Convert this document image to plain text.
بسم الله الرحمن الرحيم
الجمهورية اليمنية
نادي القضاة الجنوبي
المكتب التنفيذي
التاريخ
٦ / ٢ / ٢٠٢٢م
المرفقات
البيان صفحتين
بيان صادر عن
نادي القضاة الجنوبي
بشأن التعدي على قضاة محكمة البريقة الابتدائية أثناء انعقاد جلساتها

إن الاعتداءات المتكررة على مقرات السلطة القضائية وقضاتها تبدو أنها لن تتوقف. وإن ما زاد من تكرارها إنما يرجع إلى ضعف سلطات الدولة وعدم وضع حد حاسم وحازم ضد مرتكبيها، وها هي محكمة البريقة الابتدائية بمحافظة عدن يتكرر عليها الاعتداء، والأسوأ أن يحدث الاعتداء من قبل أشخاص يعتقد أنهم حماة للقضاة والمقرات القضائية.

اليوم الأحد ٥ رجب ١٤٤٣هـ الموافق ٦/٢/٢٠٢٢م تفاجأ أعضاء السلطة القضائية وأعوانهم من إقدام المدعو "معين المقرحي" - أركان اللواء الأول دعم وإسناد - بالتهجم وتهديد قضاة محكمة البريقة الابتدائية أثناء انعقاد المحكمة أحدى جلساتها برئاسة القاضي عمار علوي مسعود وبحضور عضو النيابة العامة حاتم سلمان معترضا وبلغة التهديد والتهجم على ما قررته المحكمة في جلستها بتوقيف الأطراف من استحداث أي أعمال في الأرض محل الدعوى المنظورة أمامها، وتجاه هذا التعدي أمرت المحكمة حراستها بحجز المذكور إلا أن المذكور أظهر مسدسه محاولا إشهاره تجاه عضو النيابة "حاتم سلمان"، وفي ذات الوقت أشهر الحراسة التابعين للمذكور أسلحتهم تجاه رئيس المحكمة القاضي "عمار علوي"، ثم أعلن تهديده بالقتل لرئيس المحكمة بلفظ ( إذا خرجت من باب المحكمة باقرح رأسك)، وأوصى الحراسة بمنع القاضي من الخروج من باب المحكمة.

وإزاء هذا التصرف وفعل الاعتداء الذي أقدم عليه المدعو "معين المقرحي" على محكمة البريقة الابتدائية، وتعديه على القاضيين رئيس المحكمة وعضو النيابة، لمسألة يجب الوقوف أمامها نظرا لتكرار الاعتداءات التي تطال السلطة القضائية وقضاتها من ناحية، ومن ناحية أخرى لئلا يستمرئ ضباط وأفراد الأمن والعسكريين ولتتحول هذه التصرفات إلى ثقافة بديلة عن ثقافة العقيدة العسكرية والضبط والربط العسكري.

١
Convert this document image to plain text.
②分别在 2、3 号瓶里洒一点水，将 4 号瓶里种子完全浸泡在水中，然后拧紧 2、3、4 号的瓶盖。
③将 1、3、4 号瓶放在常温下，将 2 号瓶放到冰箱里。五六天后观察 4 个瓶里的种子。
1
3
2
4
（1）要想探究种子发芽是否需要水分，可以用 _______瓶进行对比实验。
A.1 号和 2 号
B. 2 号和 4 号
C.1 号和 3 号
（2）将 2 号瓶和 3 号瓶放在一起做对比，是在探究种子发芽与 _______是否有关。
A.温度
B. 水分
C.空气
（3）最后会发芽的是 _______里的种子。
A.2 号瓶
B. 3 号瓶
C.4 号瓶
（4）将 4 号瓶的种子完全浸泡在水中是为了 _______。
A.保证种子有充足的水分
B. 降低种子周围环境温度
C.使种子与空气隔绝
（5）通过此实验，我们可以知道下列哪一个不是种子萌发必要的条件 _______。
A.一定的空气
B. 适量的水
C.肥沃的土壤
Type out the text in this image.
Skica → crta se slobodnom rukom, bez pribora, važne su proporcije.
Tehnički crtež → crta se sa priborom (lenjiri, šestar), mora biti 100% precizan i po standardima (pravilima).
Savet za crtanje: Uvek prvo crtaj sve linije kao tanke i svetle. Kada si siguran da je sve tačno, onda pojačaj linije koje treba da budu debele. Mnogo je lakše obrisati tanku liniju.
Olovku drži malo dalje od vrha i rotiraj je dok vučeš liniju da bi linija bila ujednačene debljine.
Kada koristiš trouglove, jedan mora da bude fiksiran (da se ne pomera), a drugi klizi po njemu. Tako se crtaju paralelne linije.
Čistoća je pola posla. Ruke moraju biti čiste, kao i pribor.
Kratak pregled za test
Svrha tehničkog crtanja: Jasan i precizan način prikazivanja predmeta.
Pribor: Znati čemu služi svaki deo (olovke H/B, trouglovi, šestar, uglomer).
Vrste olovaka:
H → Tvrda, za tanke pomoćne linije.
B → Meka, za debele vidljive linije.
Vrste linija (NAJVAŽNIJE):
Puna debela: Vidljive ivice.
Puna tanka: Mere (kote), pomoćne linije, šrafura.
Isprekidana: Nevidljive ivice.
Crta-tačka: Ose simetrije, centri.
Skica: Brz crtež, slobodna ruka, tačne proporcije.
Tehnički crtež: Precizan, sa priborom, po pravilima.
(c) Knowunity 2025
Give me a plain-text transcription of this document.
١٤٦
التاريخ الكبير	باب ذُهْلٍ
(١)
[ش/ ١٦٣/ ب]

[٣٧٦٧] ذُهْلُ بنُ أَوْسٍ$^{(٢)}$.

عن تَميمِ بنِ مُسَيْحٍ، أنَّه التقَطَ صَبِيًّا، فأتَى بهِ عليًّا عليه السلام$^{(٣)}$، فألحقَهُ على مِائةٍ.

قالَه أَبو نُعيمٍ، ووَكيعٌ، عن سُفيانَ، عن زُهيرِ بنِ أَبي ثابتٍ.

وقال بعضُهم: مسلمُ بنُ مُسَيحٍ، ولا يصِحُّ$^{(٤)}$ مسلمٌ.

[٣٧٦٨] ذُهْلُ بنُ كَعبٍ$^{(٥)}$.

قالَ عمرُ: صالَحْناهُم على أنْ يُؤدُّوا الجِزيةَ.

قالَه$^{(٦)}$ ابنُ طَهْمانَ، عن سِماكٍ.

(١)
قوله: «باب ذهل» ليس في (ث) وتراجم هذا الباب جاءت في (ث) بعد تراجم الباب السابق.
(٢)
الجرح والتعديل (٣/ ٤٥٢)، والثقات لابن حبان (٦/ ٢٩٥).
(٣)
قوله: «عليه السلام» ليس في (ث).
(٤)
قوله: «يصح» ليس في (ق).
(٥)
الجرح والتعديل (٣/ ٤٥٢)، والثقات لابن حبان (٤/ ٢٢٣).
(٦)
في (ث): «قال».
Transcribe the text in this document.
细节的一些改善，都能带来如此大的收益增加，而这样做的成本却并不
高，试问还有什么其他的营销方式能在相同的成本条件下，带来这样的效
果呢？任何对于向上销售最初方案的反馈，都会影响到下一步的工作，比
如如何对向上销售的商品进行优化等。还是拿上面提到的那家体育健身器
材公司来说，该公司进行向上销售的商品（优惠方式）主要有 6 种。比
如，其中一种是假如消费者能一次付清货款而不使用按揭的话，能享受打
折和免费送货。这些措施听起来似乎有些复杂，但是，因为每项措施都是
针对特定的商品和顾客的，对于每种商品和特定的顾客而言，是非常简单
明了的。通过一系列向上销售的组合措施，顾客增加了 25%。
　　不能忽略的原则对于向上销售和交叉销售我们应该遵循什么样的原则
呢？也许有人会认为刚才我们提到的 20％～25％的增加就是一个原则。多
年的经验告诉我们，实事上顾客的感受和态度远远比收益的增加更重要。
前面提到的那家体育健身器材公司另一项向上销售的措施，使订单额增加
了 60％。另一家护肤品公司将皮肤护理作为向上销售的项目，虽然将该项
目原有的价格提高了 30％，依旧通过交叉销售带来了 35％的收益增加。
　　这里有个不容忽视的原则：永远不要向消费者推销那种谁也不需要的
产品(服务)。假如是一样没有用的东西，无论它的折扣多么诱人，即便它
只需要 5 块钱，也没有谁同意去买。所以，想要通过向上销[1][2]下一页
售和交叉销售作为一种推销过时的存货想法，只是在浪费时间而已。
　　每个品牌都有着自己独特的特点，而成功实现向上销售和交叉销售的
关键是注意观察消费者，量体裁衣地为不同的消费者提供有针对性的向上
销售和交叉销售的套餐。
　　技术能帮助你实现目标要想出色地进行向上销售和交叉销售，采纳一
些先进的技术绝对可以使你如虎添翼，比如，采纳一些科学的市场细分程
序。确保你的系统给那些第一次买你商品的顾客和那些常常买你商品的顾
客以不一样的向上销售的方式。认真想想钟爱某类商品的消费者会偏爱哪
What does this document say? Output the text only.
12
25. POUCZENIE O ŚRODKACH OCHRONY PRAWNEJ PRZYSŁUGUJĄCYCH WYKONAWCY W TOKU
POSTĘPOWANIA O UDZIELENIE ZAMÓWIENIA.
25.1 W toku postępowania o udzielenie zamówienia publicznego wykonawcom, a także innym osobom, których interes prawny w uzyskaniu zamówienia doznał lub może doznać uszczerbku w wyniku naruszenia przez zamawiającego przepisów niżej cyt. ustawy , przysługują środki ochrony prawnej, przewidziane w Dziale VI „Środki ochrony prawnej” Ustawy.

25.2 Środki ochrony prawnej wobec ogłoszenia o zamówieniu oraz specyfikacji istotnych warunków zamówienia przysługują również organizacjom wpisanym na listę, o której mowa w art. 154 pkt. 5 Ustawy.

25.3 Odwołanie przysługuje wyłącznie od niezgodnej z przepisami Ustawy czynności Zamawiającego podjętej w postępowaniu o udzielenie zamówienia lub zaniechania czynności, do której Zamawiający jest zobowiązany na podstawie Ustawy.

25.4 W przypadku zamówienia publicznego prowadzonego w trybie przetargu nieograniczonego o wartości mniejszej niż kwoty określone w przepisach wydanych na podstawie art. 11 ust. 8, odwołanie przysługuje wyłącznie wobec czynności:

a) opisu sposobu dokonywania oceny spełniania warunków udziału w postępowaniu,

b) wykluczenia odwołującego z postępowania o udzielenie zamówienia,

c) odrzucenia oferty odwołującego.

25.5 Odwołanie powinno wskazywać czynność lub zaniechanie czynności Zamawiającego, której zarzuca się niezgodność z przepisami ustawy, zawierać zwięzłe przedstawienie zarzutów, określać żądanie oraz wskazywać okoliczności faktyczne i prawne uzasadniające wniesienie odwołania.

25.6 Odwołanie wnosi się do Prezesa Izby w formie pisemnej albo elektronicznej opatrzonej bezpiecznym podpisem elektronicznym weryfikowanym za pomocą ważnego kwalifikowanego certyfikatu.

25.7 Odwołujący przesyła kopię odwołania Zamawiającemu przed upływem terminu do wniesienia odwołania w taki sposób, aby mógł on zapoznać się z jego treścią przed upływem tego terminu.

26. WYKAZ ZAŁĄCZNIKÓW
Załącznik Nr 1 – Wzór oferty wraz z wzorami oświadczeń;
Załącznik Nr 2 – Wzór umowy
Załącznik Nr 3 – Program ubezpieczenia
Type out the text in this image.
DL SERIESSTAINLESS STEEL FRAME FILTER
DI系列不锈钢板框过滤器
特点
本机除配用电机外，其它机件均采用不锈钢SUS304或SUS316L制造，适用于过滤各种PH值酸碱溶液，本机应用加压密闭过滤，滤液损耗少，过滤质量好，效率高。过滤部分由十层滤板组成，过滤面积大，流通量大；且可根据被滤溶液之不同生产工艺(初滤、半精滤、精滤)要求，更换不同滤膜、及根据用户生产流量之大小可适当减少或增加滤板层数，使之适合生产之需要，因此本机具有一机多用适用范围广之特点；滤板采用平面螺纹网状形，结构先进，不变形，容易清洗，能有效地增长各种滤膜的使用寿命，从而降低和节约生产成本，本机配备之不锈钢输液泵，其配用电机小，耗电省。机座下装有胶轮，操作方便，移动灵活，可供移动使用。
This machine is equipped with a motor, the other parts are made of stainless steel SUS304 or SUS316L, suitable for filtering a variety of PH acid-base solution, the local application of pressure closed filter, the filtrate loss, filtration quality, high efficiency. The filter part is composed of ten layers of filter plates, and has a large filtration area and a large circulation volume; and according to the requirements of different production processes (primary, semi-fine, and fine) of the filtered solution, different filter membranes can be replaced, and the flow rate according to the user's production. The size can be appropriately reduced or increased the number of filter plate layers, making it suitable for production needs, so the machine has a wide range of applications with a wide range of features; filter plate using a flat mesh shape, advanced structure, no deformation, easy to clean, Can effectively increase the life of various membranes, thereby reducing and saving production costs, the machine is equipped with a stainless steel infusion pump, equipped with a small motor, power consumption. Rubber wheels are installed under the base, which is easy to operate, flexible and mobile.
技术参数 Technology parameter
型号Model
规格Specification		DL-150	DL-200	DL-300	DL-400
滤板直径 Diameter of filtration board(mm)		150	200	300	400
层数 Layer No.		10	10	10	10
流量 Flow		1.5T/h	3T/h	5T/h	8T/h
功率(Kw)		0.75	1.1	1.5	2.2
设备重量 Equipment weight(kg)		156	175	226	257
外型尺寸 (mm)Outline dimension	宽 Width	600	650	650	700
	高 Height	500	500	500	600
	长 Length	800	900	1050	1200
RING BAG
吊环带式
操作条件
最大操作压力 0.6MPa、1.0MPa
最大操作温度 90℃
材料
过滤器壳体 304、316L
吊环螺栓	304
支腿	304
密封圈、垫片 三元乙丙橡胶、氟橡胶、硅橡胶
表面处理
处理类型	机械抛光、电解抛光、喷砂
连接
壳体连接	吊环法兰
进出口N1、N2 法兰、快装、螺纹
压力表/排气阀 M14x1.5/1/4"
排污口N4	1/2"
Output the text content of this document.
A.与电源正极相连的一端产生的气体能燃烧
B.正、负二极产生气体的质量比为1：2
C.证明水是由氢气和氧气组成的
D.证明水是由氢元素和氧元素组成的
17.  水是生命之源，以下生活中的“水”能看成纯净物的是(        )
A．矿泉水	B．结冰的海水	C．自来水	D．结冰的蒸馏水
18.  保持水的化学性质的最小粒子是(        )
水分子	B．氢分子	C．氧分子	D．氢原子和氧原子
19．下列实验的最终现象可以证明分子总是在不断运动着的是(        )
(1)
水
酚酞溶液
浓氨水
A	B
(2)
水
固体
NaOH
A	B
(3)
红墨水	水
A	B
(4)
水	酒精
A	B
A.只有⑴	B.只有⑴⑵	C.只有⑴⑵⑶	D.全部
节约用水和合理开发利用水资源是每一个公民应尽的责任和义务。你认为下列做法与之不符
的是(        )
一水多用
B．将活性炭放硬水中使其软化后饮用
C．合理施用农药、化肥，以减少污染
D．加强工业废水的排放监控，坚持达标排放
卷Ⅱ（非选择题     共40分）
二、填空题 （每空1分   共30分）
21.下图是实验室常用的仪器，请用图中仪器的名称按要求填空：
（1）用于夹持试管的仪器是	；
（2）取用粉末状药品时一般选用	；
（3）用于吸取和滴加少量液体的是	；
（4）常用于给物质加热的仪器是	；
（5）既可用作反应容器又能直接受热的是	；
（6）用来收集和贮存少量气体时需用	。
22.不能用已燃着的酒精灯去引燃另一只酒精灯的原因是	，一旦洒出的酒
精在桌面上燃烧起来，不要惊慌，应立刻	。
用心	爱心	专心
= = = = =
Given exercise> List every line above that holds the word "الجرح".

Output of the task>
الجرح والتعديل (٣/ ٤٥٢)، والثقات لابن حبان (٦/ ٢٩٥).
الجرح والتعديل (٣/ ٤٥٢)، والثقات لابن حبان (٤/ ٢٢٣).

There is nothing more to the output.